_Task to complete_
Write out the stretch of the passage on flu shot timing from "PITTSBURGH – When" through "is online now.", word for word.
━━━ Passage provided ━━━
PITTSBURGH – When flu season peaks after mid-winter, tens of thousands of influenza cases and hundreds of deaths can likely be avoided if older adults wait until October to get their flu immunization, a University of Pittsburgh School of Medicine analysis reveals in the April issue of the American Journal of Preventive Medicine

 

The protection offered by the flu vaccine wanes as the season progresses, a previous study has shown, which indicates that waiting until closer to the start of flu season ensures greater immunity. However, if flu season arrives early or if delayed vaccination prompts more than one in 20 people who would otherwise be vaccinated to skip their flu shot, then the gains are negated, according to the new study, which is online now. 

 

“There’s controversy in the public health community over whether influenza vaccination should happen as soon as the vaccine becomes available in August, or if it’s better to wait until later in the fall,” said lead author Kenneth J. Smith, M.D., M.S., professor of medicine and clinical and translational science in Pitt’s Division of General Internal Medicine. “What we’ve found is that it’s a balancing act, but if a clinician believes a patient will return for vaccination in the fall, then our analysis shows that it is best if they advise that patient to wait.”
━━━ Information shown ━━━
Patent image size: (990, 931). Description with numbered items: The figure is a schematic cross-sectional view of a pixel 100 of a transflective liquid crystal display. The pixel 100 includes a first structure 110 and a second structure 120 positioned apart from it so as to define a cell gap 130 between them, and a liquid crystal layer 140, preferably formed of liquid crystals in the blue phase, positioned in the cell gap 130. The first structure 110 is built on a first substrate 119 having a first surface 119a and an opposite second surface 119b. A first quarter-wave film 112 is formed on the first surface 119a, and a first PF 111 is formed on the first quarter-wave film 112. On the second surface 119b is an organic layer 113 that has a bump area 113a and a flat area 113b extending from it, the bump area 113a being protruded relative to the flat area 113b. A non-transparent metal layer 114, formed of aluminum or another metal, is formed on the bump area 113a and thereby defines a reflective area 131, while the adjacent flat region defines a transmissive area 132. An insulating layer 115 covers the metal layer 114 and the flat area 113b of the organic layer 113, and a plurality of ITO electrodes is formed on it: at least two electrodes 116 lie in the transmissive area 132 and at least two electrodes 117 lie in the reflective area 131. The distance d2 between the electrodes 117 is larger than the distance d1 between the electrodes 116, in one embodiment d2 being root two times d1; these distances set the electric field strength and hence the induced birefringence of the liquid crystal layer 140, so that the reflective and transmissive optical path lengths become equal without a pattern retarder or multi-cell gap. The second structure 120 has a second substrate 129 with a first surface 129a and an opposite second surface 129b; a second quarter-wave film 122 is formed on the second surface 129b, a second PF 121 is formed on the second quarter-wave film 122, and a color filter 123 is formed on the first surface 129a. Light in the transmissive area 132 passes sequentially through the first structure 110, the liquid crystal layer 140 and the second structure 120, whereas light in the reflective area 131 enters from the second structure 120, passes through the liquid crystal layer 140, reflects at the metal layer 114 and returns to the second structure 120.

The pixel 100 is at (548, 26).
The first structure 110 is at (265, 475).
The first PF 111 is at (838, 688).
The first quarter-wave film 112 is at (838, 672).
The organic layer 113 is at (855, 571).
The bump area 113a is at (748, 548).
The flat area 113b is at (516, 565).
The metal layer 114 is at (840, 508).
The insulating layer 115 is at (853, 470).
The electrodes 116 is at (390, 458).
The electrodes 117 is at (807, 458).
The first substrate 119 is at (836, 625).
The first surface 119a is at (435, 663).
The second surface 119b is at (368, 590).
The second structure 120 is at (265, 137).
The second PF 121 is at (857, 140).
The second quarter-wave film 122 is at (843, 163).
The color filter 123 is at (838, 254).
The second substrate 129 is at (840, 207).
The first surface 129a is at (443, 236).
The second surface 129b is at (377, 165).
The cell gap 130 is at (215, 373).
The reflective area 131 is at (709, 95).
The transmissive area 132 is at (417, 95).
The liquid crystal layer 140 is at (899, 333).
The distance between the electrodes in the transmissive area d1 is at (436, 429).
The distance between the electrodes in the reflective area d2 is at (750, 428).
━━━
_Answer section_
PITTSBURGH – When flu season peaks after mid-winter, tens of thousands of influenza cases and hundreds of deaths can likely be avoided if older adults wait until October to get their flu immunization, a University of Pittsburgh School of Medicine analysis reveals in the April issue of the American Journal of Preventive Medicine

 

The protection offered by the flu vaccine wanes as the season progresses, a previous study has shown, which indicates that waiting until closer to the start of flu season ensures greater immunity. However, if flu season arrives early or if delayed vaccination prompts more than one in 20 people who would otherwise be vaccinated to skip their flu shot, then the gains are negated, according to the new study, which is online now.